BEGIN Supplied records

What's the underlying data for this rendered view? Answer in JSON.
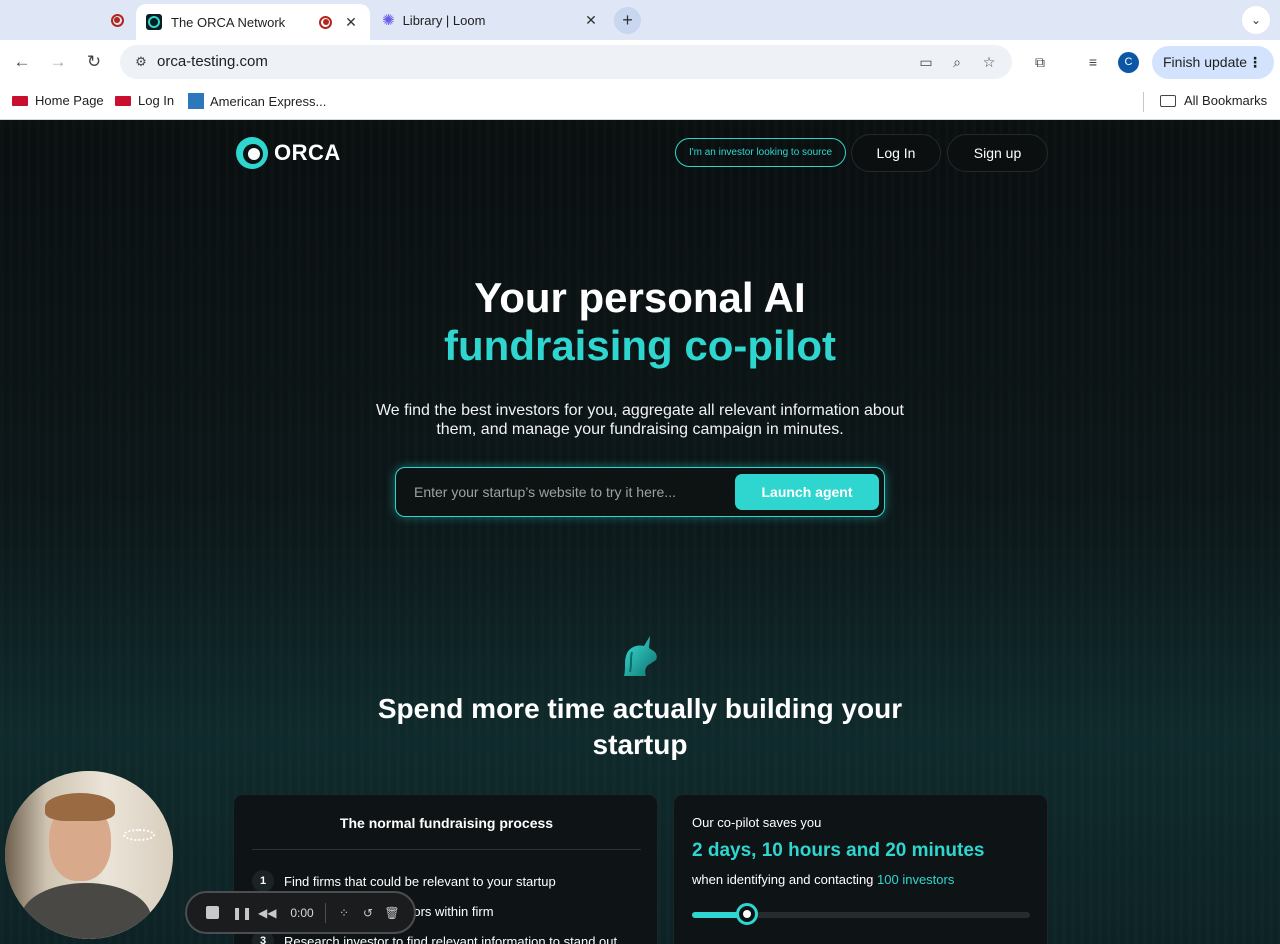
{
  "browser": {
    "tabs": [
      {
        "title": "The ORCA Network",
        "active": true
      },
      {
        "title": "Library | Loom",
        "active": false
      }
    ],
    "url": "orca-testing.com",
    "profile_initial": "C",
    "finish_update_label": "Finish update",
    "bookmarks": [
      "Home Page",
      "Log In",
      "American Express..."
    ],
    "all_bookmarks_label": "All Bookmarks"
  },
  "site": {
    "logo_text": "ORCA",
    "nav": {
      "investor_link": "I'm an investor looking to source",
      "login": "Log In",
      "signup": "Sign up"
    },
    "hero": {
      "title_line1": "Your personal AI",
      "title_line2": "fundraising co-pilot",
      "subtitle": "We find the best investors for you, aggregate all relevant information about them, and manage your fundraising campaign in minutes.",
      "input_placeholder": "Enter your startup’s website to try it here...",
      "cta": "Launch agent"
    },
    "section_title": "Spend more time actually building your startup",
    "normal_process": {
      "title": "The normal fundraising process",
      "steps": [
        {
          "num": "1",
          "text": "Find firms that could be relevant to your startup"
        },
        {
          "num": "2",
          "text": "Identify relevant investors within firm"
        },
        {
          "num": "3",
          "text": "Research investor to find relevant information to stand out"
        }
      ]
    },
    "copilot": {
      "label": "Our co-pilot saves you",
      "time_saved": "2 days, 10 hours and 20 minutes",
      "detail_prefix": "when identifying and contacting",
      "investor_count": "100 investors",
      "slider_fraction": 0.13
    }
  },
  "loom": {
    "timer": "0:00"
  },
  "colors": {
    "accent": "#2fd6cf",
    "page_background": "#0b1314",
    "tab_strip": "#dfe6f5"
  }
}
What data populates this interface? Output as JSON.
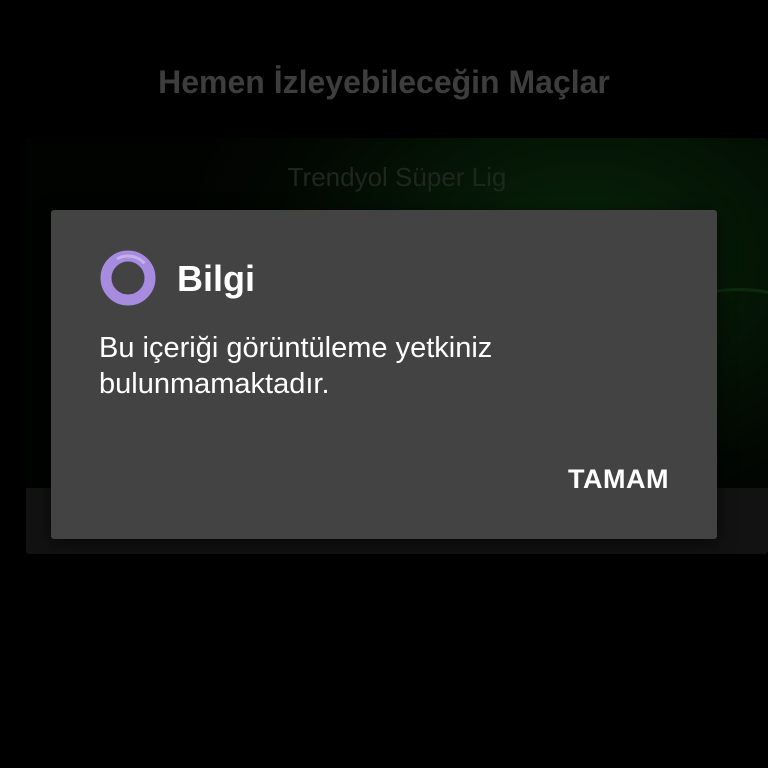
{
  "page": {
    "title": "Hemen İzleyebileceğin Maçlar"
  },
  "match_card": {
    "league": "Trendyol Süper Lig"
  },
  "dialog": {
    "icon": "ring-icon",
    "icon_color": "#a78bdf",
    "title": "Bilgi",
    "message": "Bu içeriği görüntüleme yetkiniz bulunmamaktadır.",
    "button_label": "TAMAM"
  },
  "colors": {
    "background": "#000000",
    "dialog_background": "#434343",
    "text": "#ffffff",
    "accent": "#a78bdf"
  }
}
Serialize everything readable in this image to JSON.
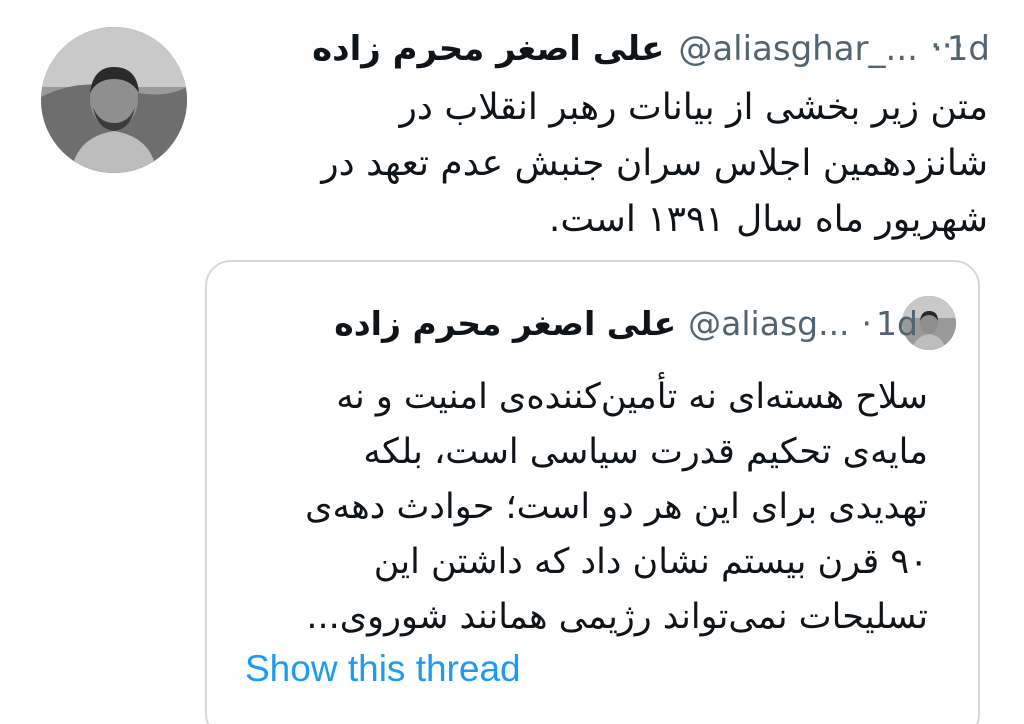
{
  "tweet": {
    "author_name": "علی اصغر محرم زاده",
    "handle": "@aliasghar_...",
    "separator": "·",
    "time": "1d",
    "more_label": "···",
    "lines": [
      "متن زیر بخشی از بیانات رهبر انقلاب در",
      "شانزدهمین اجلاس سران جنبش عدم تعهد در",
      "شهریور ماه سال ۱۳۹۱ است."
    ]
  },
  "quote": {
    "author_name": "علی اصغر محرم زاده",
    "handle": "@aliasg...",
    "separator": "·",
    "time": "1d",
    "lines": [
      "سلاح هسته‌ای نه تأمین‌کننده‌ی امنیت و نه",
      "مایه‌ی تحکیم قدرت سیاسی است، بلکه",
      "تهدیدی برای این هر دو است؛ حوادث دهه‌ی",
      "۹۰ قرن بیستم نشان داد که داشتن این",
      "تسلیحات نمی‌تواند رژیمی همانند شوروی..."
    ],
    "show_thread_label": "Show this thread"
  },
  "colors": {
    "text": "#0f1419",
    "secondary": "#536471",
    "link": "#1d9bf0",
    "border": "#cfd9de"
  },
  "icons": {
    "avatar": "profile-photo",
    "more": "more-options-icon"
  }
}
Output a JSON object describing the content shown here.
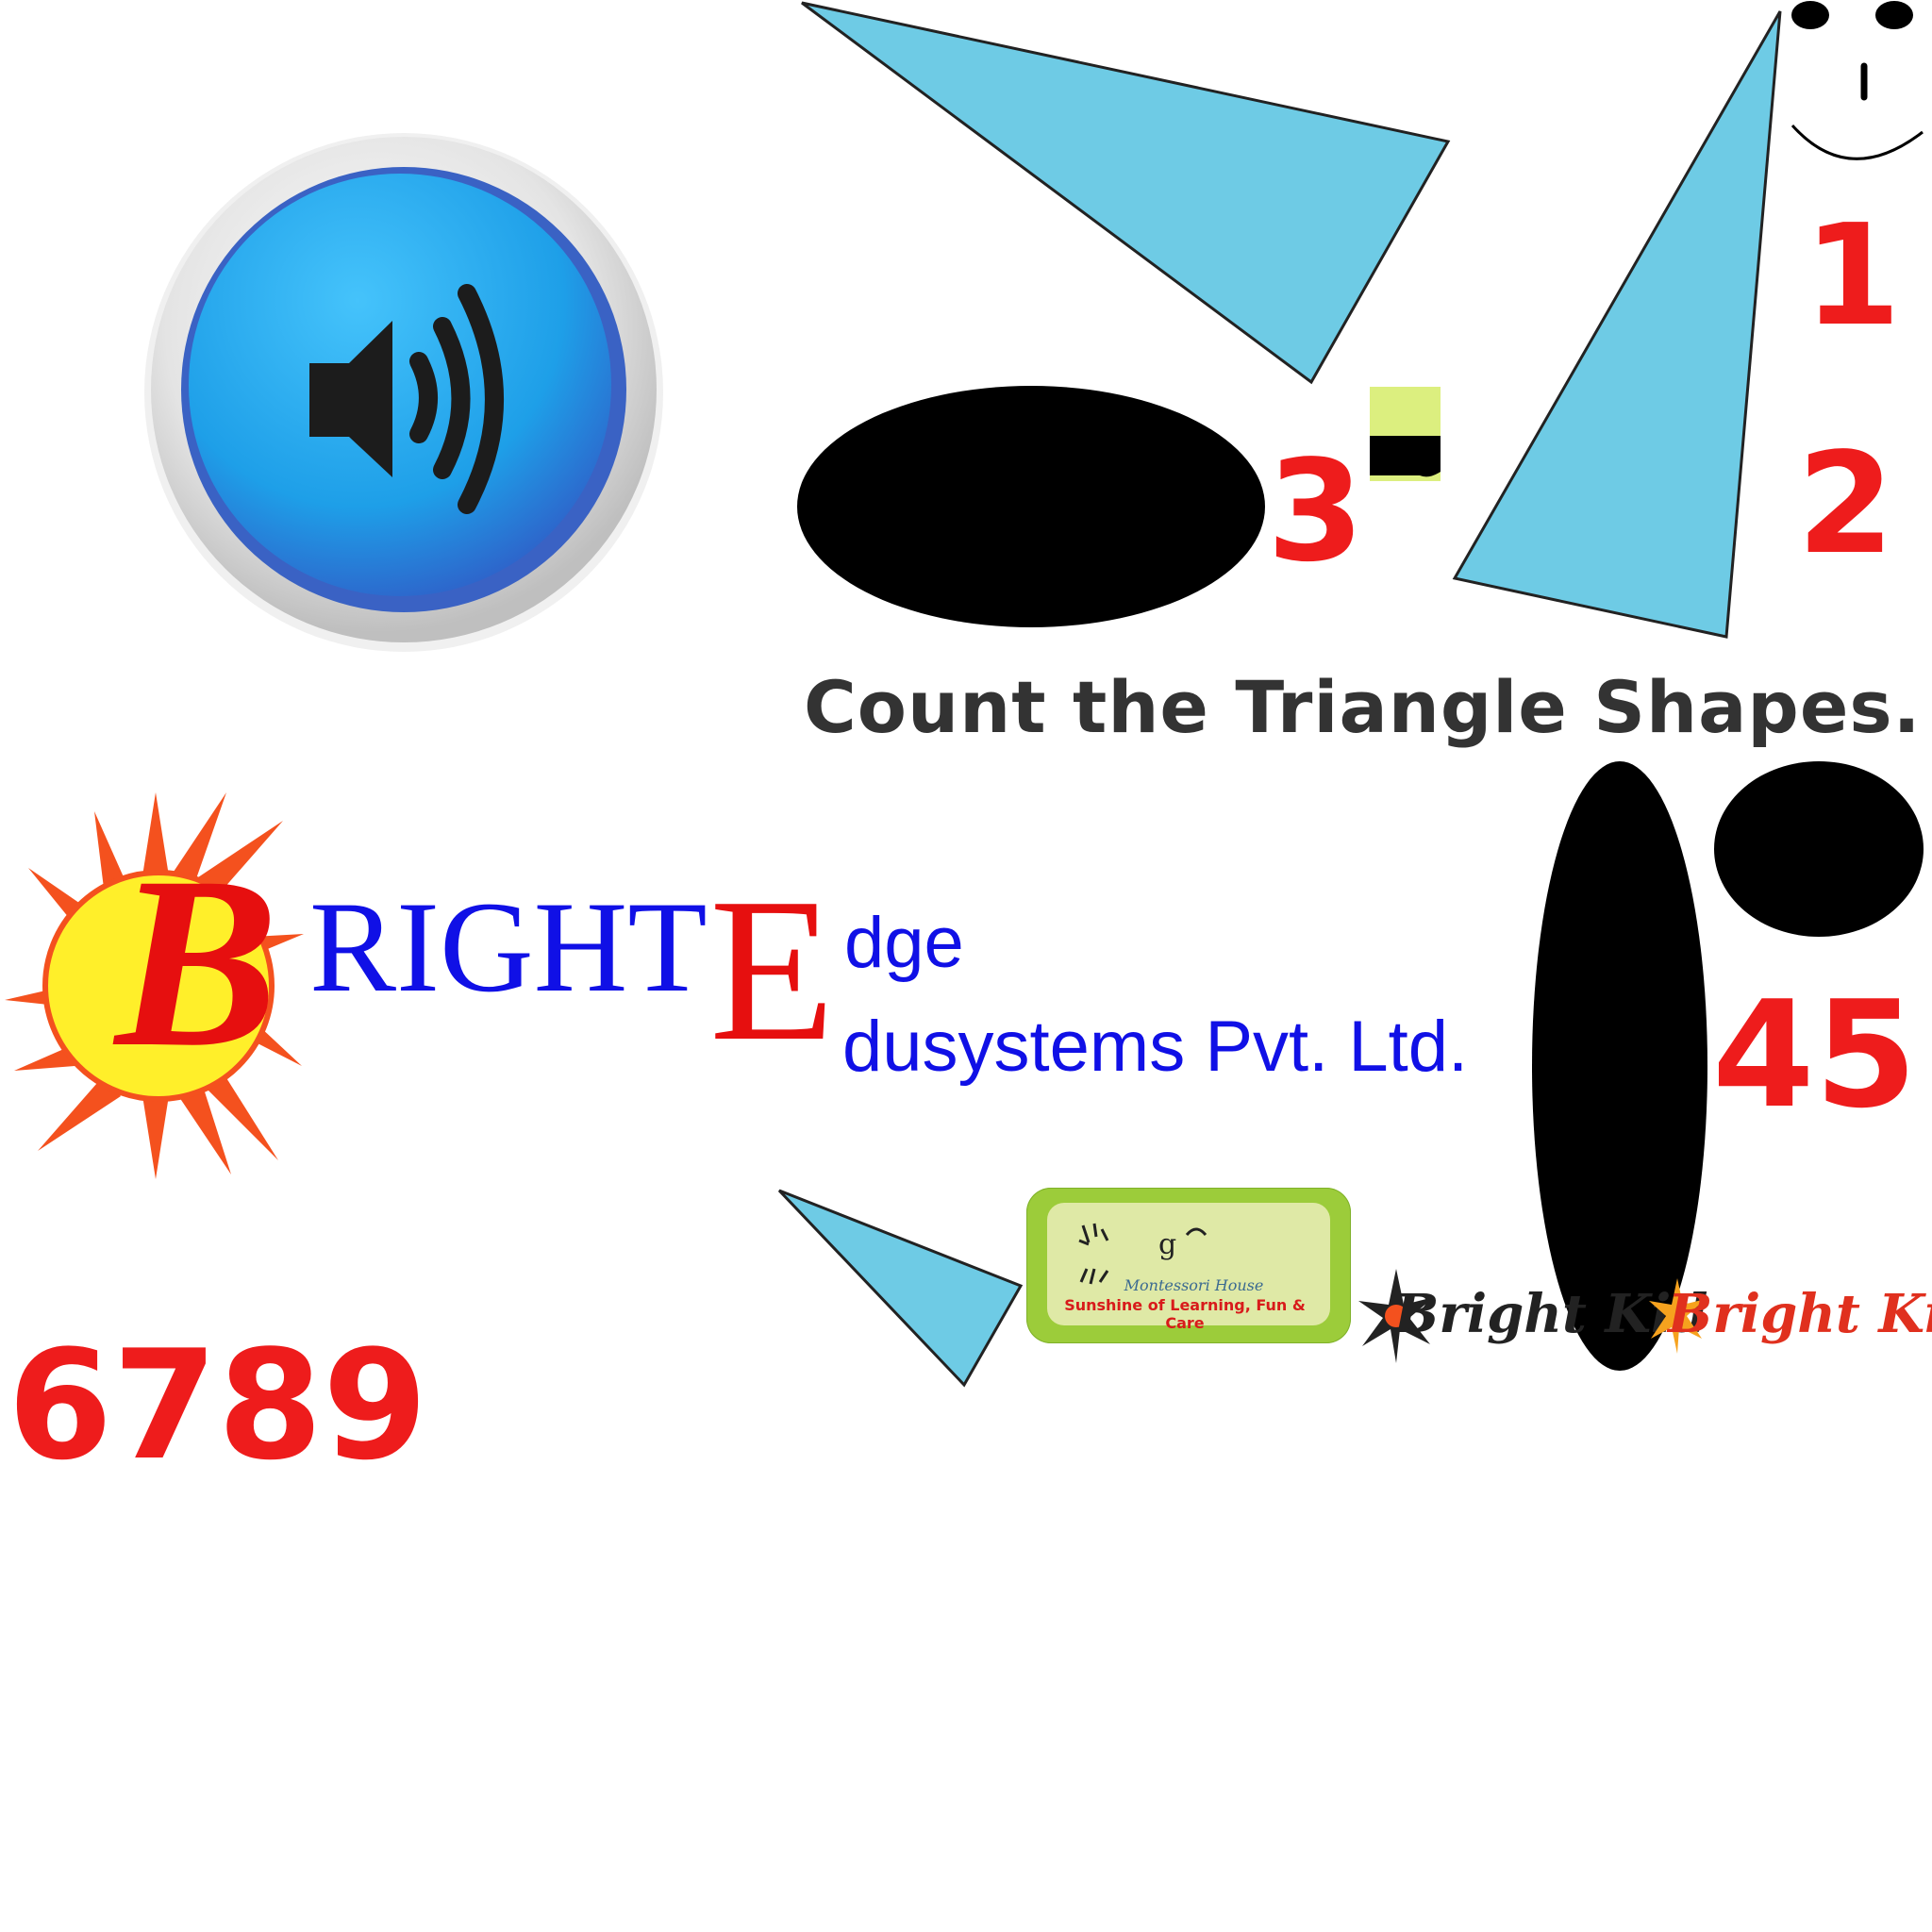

END Supplied records

▸ **Short exercise**: Quote the material above exactly, from the line holding "Serialize everything readable" through its last line, including both. Omit the pictures.

▸ **Output for this task**:
Serialize everything readable in this image to JSON.
{
  "tweet": {
    "author_name": "علی اصغر محرم زاده",
    "handle": "@aliasghar_...",
    "separator": "·",
    "time": "1d",
    "more_label": "···",
    "lines": [
      "متن زیر بخشی از بیانات رهبر انقلاب در",
      "شانزدهمین اجلاس سران جنبش عدم تعهد در",
      "شهریور ماه سال ۱۳۹۱ است."
    ]
  },
  "quote": {
    "author_name": "علی اصغر محرم زاده",
    "handle": "@aliasg...",
    "separator": "·",
    "time": "1d",
    "lines": [
      "سلاح هسته‌ای نه تأمین‌کننده‌ی امنیت و نه",
      "مایه‌ی تحکیم قدرت سیاسی است، بلکه",
      "تهدیدی برای این هر دو است؛ حوادث دهه‌ی",
      "۹۰ قرن بیستم نشان داد که داشتن این",
      "تسلیحات نمی‌تواند رژیمی همانند شوروی..."
    ],
    "show_thread_label": "Show this thread"
  },
  "colors": {
    "text": "#0f1419",
    "secondary": "#536471",
    "link": "#1d9bf0",
    "border": "#cfd9de"
  },
  "icons": {
    "avatar": "profile-photo",
    "more": "more-options-icon"
  }
}
Output a JSON object describing the content shown here.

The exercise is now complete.